**TO DO:** Only the number is wanted: how many lines contain "resource"?
☆ ☆ ☆
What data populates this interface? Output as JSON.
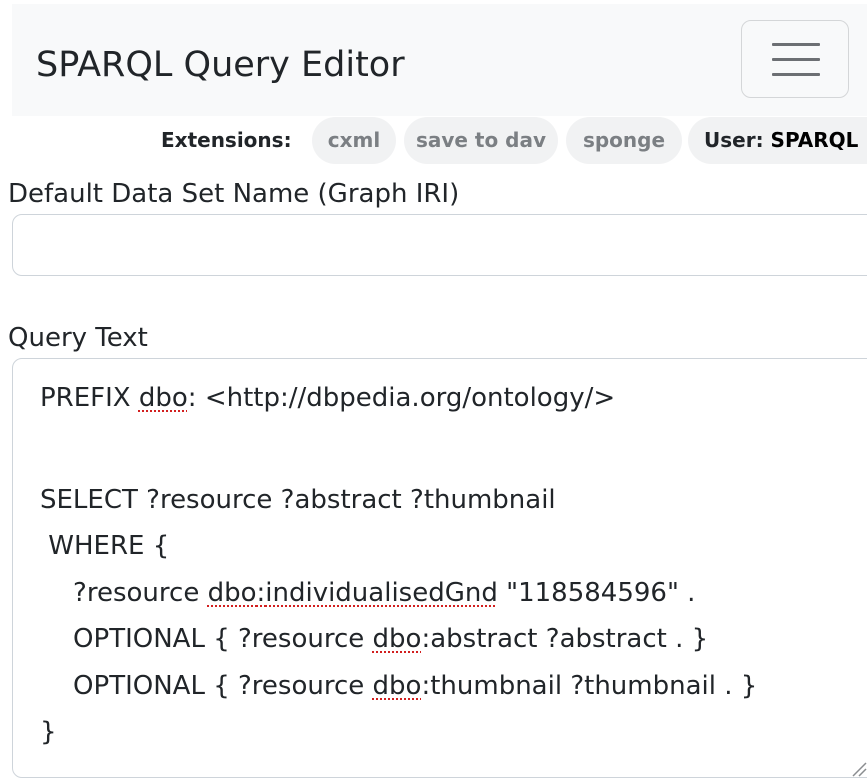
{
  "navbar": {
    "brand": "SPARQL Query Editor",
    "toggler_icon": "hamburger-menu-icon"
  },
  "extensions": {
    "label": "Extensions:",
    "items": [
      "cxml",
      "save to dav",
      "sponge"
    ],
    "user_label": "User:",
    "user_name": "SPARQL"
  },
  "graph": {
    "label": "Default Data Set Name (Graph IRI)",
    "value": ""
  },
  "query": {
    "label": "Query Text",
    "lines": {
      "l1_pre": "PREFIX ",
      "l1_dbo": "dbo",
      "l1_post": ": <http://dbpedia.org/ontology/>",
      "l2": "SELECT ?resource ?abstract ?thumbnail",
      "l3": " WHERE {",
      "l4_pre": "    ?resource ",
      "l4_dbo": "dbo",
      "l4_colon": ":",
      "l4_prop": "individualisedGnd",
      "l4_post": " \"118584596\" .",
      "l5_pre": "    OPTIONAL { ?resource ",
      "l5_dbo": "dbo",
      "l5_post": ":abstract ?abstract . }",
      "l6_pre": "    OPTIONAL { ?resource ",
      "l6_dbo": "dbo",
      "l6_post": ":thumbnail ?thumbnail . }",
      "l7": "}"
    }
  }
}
☆ ☆ ☆
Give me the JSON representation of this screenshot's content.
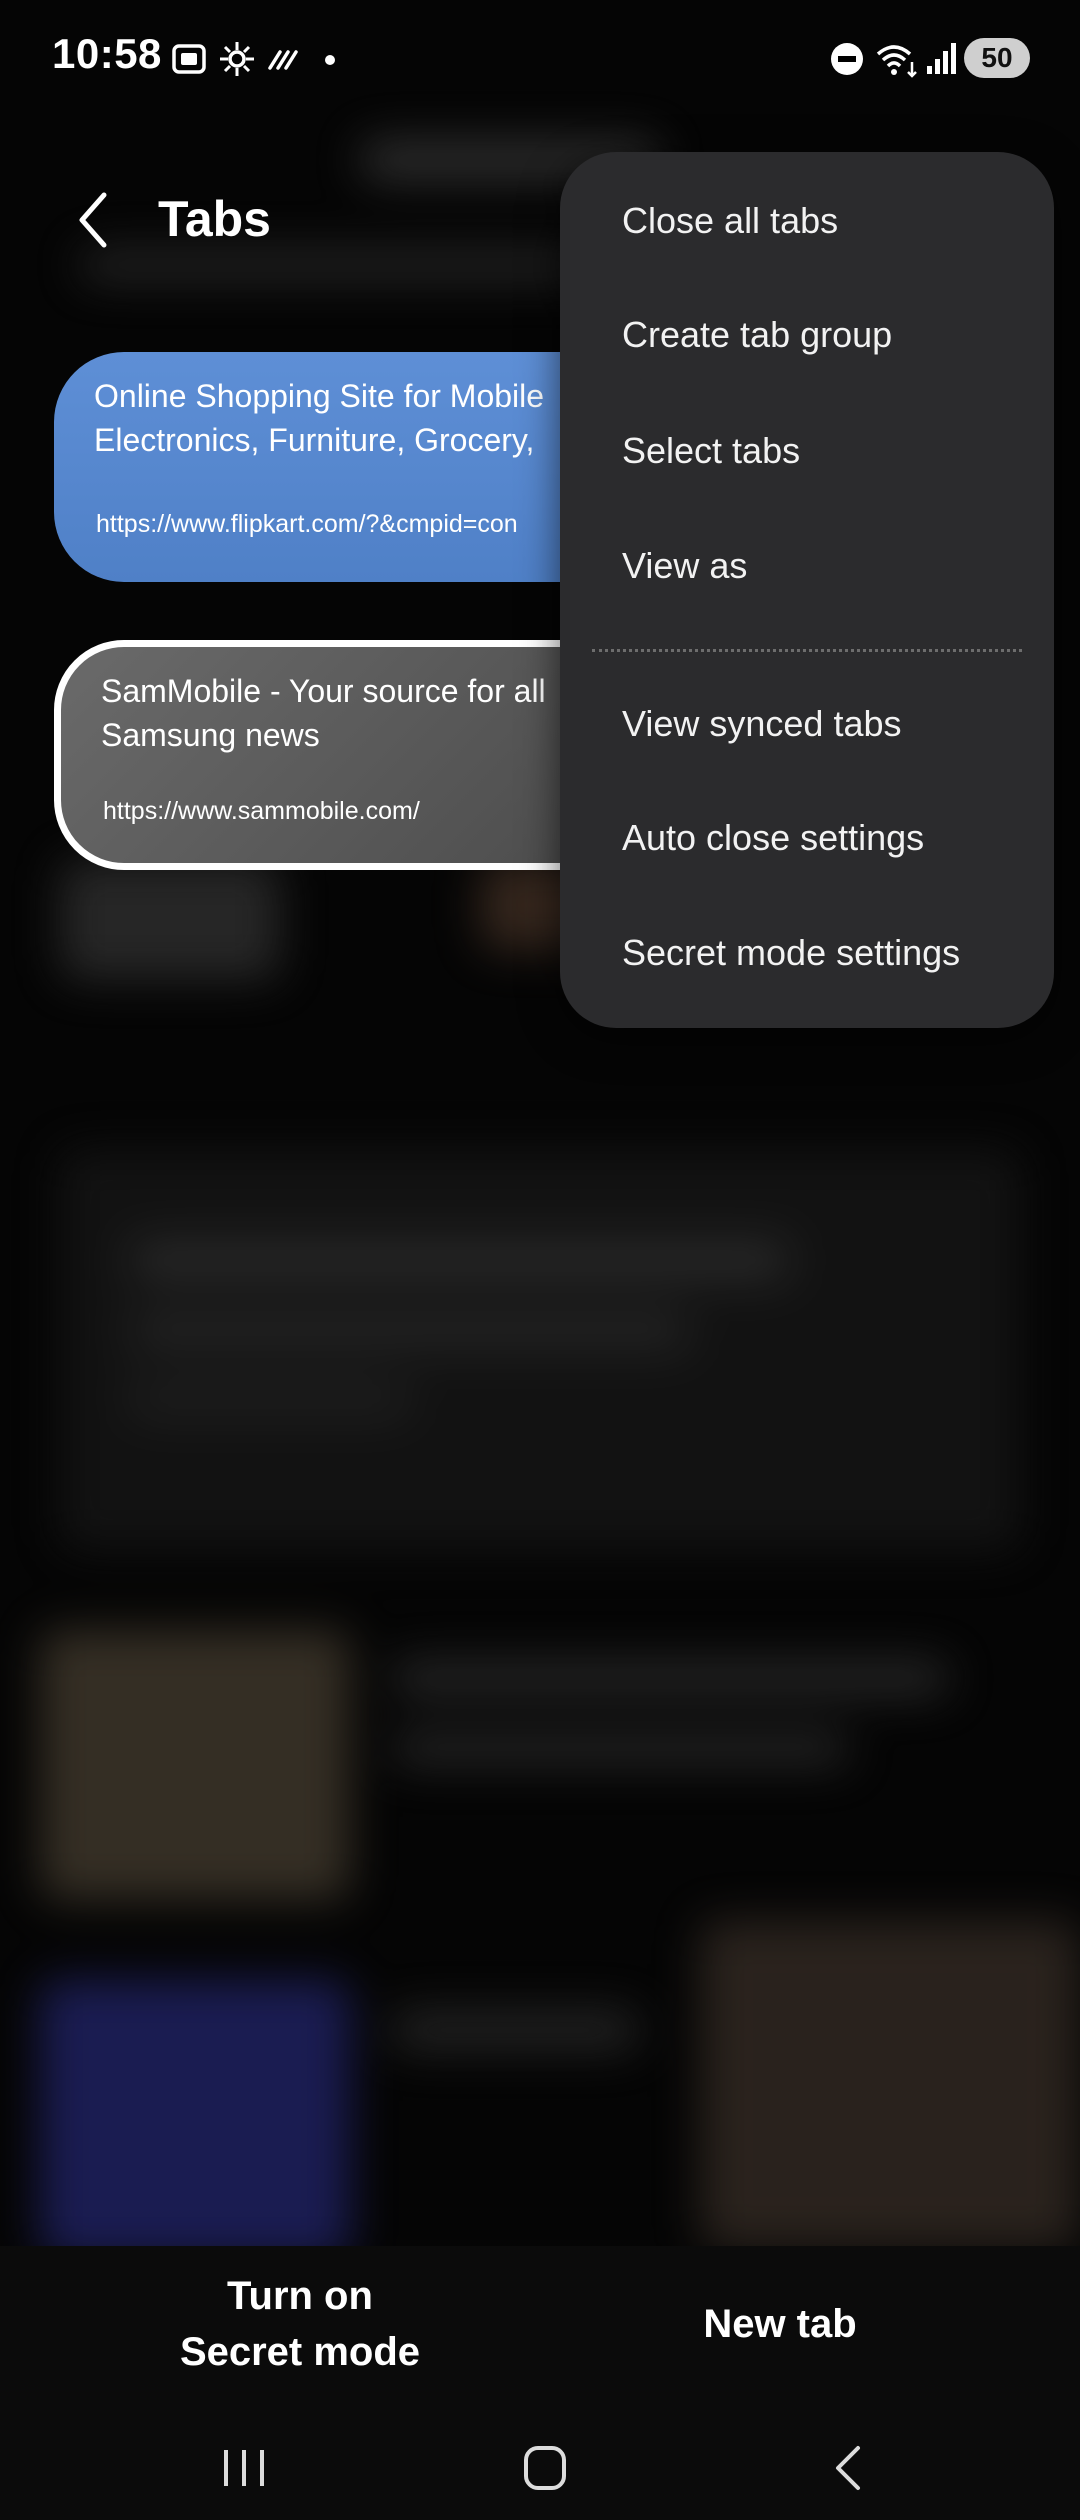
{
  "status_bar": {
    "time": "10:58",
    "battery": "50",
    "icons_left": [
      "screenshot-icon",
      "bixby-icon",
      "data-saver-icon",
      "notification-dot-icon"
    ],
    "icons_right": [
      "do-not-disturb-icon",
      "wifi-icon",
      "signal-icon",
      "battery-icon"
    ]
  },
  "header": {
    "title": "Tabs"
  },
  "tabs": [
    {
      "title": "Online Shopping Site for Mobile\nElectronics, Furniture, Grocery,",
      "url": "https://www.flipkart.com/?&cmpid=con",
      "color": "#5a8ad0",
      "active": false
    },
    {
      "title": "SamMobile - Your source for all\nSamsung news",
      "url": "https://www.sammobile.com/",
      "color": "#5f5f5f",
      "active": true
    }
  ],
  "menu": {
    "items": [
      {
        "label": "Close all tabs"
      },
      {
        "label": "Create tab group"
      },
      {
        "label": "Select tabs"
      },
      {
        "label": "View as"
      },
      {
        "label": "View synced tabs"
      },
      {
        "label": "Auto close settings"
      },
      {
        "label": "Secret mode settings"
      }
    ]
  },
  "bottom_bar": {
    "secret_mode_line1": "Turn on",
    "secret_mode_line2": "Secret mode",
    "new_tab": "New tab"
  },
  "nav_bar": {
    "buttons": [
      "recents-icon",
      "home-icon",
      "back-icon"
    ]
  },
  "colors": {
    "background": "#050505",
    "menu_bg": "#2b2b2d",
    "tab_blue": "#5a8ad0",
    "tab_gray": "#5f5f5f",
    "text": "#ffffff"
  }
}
☆ ☆ ☆
**EXERCISE RESULT:** 4